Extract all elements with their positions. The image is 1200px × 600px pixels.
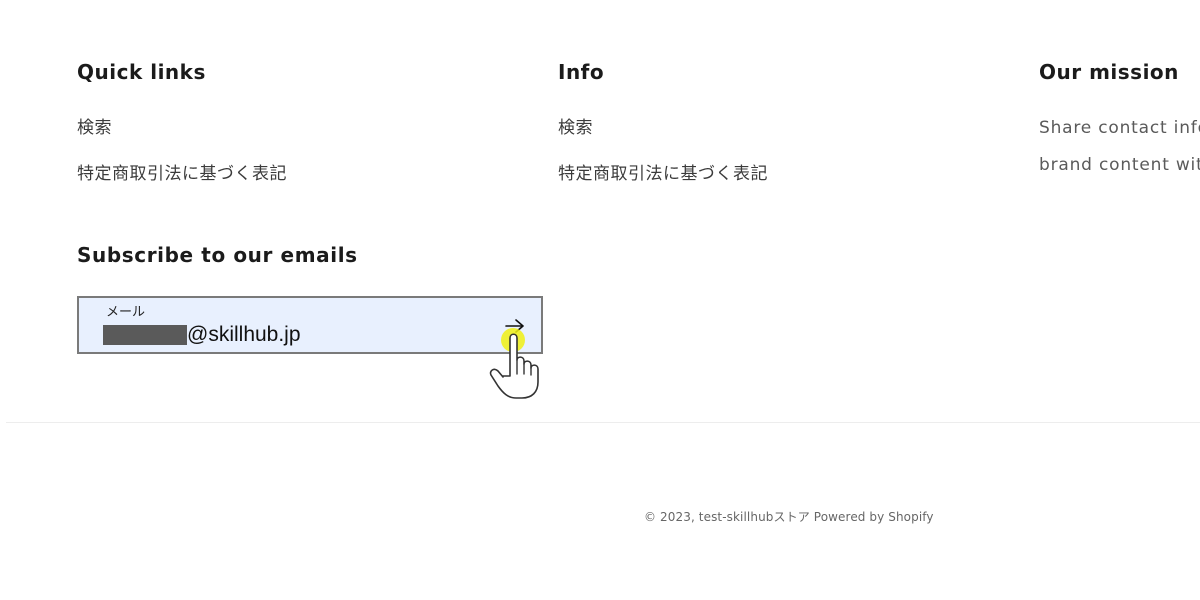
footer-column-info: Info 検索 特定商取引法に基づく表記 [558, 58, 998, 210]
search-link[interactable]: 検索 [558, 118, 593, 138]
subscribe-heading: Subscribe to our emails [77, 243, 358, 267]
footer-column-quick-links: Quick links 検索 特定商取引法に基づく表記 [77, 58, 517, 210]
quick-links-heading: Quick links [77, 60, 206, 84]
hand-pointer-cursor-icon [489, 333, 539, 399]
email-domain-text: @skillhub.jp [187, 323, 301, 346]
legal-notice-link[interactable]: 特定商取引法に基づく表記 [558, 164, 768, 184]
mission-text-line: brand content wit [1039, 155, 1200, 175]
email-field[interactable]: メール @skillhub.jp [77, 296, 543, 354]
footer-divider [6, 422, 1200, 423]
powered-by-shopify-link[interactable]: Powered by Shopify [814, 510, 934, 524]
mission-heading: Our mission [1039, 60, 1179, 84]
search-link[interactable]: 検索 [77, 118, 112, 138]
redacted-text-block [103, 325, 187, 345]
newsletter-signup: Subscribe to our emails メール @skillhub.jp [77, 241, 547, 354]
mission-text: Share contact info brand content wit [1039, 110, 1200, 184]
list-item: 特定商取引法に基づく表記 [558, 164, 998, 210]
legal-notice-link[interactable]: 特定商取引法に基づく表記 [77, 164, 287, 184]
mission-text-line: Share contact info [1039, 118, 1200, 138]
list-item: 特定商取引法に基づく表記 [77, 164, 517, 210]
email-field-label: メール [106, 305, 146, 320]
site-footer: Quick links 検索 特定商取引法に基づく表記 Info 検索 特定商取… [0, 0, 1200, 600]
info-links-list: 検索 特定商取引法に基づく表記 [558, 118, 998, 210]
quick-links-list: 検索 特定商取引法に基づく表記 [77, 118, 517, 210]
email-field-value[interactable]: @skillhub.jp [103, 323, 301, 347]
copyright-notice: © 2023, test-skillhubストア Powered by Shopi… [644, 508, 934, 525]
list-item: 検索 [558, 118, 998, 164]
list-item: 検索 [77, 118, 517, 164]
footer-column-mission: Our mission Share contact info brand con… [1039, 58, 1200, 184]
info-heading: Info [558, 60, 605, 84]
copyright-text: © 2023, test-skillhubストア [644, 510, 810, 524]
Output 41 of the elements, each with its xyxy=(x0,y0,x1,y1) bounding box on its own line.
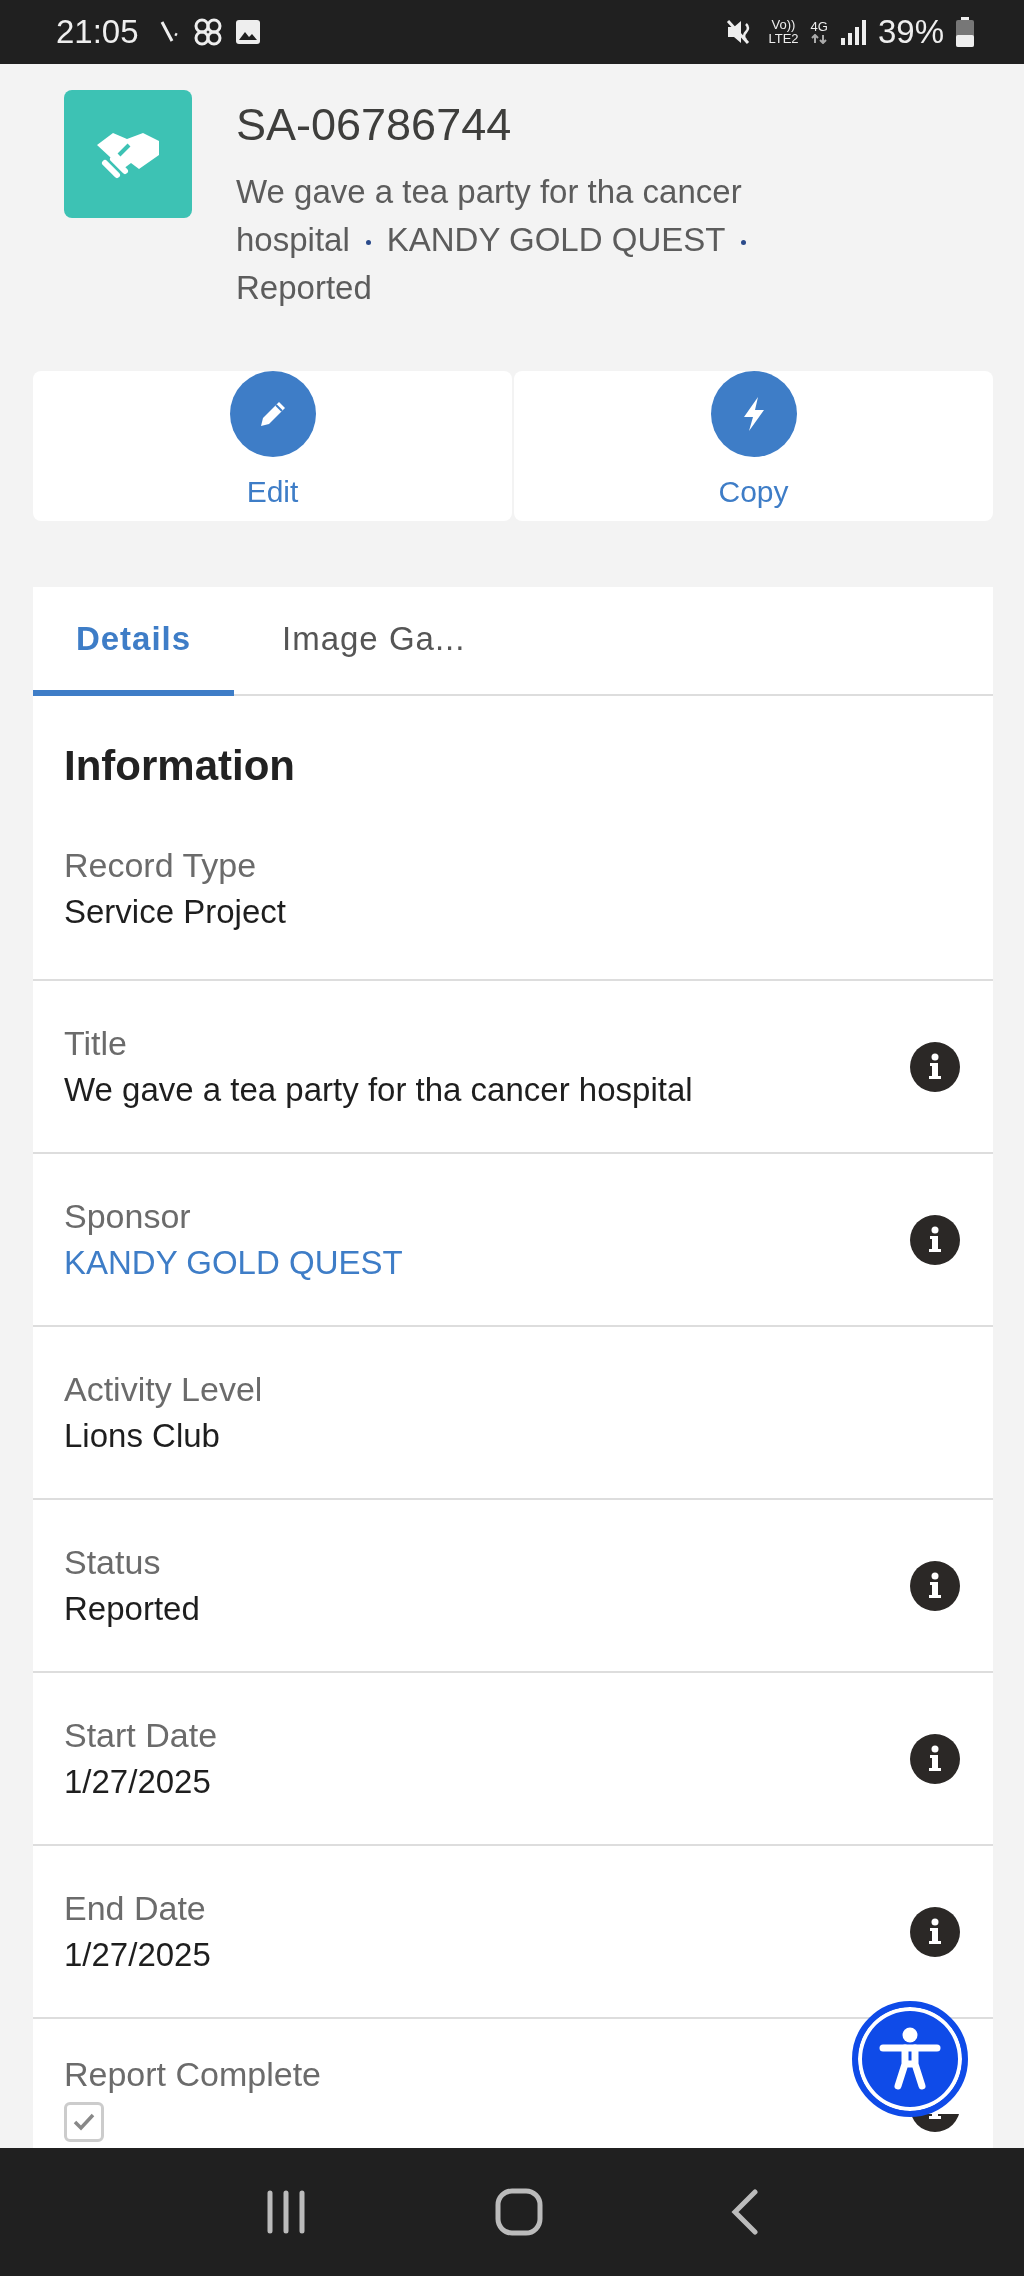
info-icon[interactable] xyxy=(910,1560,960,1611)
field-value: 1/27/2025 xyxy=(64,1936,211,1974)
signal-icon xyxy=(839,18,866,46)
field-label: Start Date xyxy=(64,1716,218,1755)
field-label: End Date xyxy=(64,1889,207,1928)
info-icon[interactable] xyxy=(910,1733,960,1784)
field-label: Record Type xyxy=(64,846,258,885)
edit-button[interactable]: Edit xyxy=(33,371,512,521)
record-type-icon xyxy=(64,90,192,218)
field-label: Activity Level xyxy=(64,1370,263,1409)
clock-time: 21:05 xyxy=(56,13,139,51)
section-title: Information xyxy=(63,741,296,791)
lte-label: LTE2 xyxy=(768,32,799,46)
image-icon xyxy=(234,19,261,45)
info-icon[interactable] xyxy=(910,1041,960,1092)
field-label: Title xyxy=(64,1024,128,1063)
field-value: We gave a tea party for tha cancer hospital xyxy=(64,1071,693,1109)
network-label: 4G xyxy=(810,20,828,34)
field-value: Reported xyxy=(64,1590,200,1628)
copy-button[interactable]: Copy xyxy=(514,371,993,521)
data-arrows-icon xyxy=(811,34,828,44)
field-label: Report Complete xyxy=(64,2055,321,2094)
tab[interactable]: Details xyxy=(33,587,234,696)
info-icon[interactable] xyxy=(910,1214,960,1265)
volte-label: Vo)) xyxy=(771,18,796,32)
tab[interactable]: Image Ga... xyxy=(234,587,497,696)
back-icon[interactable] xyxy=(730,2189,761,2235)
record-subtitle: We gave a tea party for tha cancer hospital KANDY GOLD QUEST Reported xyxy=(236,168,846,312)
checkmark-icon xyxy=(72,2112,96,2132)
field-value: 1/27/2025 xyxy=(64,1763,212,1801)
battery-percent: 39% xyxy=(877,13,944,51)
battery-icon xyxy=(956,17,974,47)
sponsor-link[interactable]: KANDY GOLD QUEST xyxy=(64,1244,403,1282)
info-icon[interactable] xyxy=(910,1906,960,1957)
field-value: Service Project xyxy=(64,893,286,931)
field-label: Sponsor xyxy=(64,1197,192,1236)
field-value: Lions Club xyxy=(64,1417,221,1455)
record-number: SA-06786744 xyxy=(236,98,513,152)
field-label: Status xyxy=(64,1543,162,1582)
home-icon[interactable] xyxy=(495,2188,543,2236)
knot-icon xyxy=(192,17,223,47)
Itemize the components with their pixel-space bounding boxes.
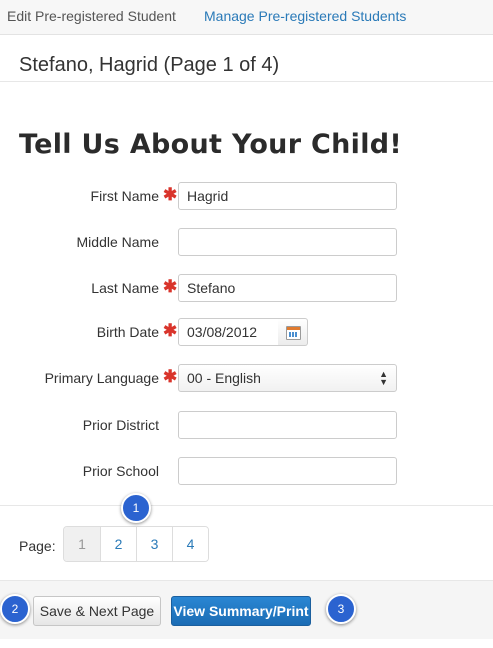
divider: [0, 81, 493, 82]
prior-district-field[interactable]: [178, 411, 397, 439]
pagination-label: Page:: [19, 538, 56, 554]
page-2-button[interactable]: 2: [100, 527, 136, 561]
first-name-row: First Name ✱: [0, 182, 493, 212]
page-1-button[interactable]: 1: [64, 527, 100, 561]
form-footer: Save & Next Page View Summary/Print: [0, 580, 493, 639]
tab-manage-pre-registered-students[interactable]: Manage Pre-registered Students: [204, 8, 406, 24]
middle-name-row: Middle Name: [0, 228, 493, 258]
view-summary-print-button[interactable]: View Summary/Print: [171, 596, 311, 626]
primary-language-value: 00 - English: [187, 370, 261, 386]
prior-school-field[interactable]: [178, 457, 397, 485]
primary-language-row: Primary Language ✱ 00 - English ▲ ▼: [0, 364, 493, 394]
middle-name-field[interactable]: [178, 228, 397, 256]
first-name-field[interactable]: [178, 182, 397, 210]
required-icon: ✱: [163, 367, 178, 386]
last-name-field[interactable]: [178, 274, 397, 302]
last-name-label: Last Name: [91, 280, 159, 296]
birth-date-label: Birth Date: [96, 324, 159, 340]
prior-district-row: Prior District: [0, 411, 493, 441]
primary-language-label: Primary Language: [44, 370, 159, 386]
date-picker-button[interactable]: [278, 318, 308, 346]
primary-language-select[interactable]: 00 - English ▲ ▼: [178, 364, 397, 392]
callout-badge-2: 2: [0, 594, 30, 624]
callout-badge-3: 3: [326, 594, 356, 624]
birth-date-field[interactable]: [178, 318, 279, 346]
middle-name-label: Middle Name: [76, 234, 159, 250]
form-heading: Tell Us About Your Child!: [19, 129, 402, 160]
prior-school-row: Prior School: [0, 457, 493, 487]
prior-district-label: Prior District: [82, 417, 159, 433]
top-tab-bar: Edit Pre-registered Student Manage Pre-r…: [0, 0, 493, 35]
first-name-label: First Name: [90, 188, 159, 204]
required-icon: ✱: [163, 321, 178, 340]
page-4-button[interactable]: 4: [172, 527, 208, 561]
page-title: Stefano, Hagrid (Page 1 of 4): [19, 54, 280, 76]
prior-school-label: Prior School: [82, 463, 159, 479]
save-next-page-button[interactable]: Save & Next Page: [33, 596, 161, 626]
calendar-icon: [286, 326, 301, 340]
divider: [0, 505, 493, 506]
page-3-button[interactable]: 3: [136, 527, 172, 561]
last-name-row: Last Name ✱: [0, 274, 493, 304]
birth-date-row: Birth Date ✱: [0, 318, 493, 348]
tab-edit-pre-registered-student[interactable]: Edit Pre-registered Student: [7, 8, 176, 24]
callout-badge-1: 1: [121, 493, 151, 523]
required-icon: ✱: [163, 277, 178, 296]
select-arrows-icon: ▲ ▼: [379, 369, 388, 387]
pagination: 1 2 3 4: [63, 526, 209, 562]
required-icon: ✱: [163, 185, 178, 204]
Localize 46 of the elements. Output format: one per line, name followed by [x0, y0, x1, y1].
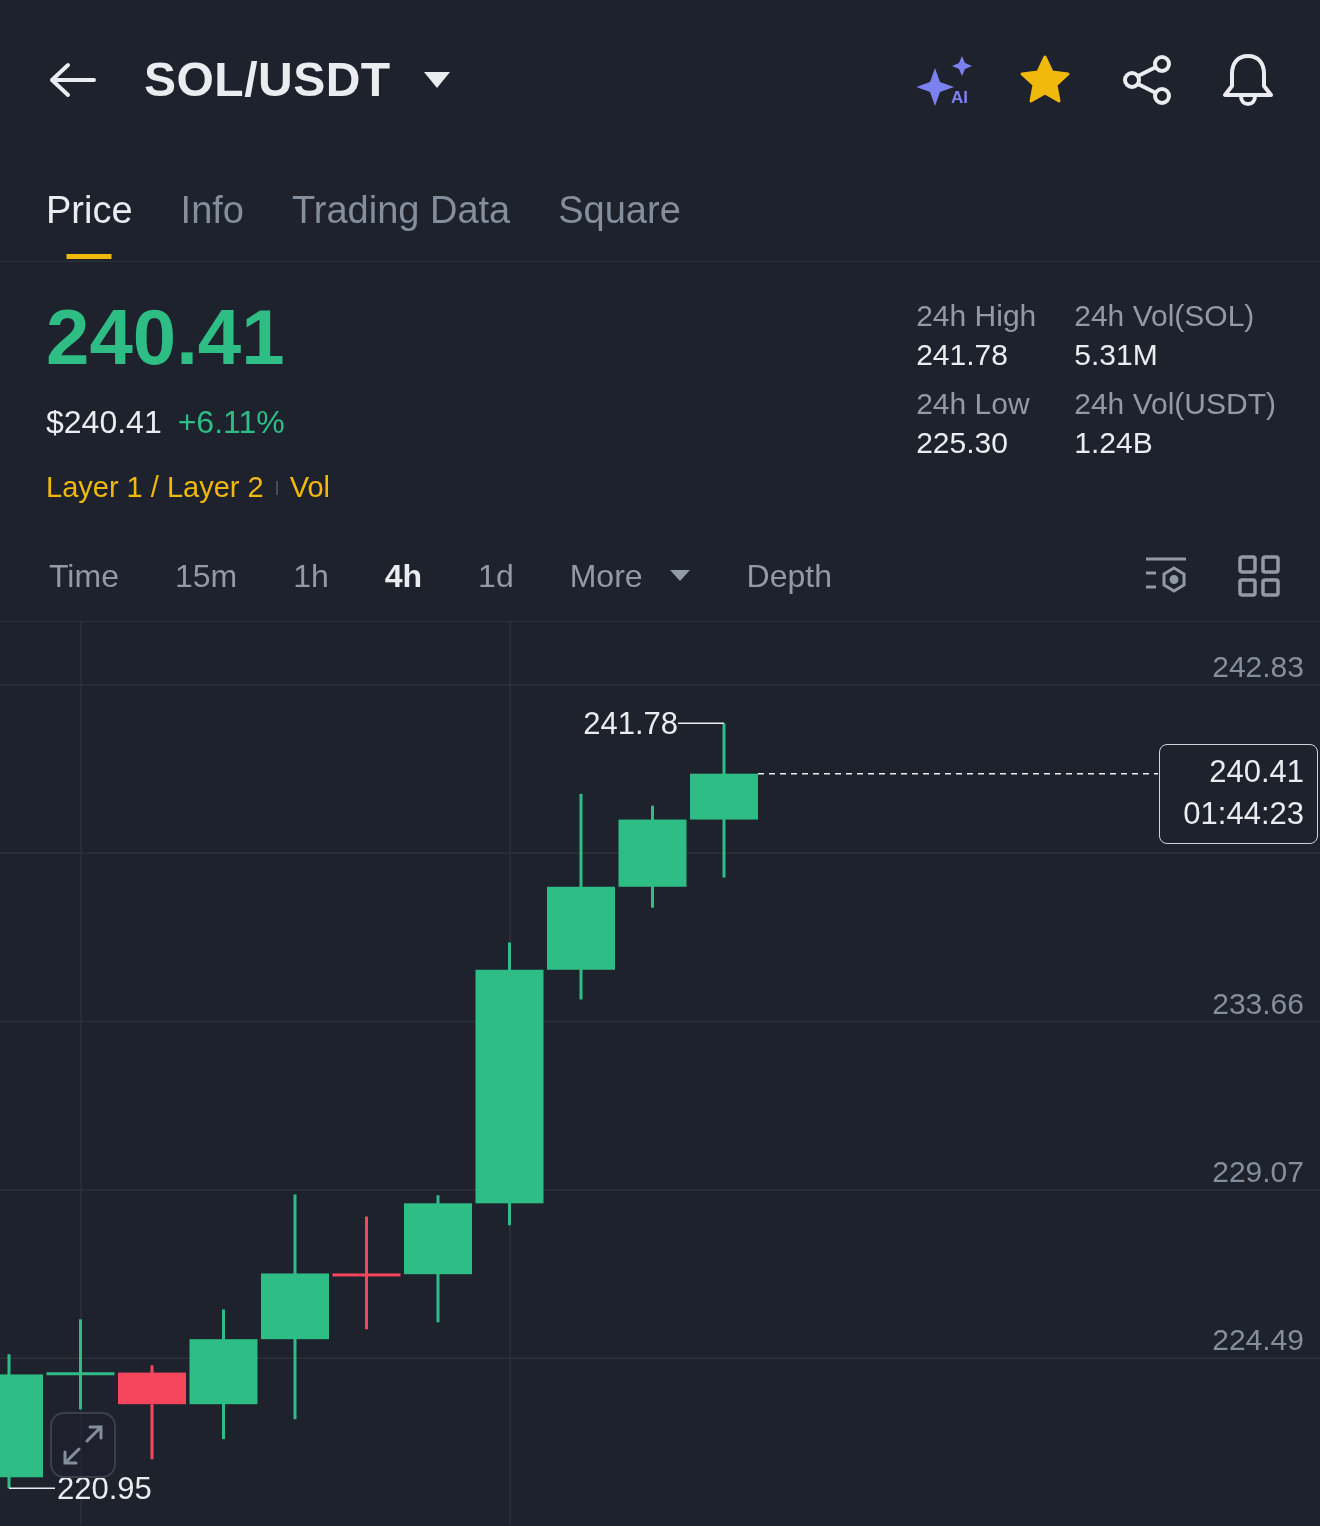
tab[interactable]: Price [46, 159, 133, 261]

======

The task
Transcribe the rows above word for word, from the line containing "footer-column-info: Info 検索" through the line containing "footer-divider [6, 422, 1200, 423]", with both of those lines included.

Answer to this task
footer-column-info: Info 検索 特定商取引法に基づく表記 [558, 58, 998, 210]
search-link[interactable]: 検索 [558, 118, 593, 138]
subscribe-heading: Subscribe to our emails [77, 243, 358, 267]
footer-column-quick-links: Quick links 検索 特定商取引法に基づく表記 [77, 58, 517, 210]
quick-links-heading: Quick links [77, 60, 206, 84]
hand-pointer-cursor-icon [489, 333, 539, 399]
email-domain-text: @skillhub.jp [187, 323, 301, 346]
legal-notice-link[interactable]: 特定商取引法に基づく表記 [558, 164, 768, 184]
mission-text-line: brand content wit [1039, 155, 1200, 175]
email-field[interactable]: メール @skillhub.jp [77, 296, 543, 354]
footer-divider [6, 422, 1200, 423]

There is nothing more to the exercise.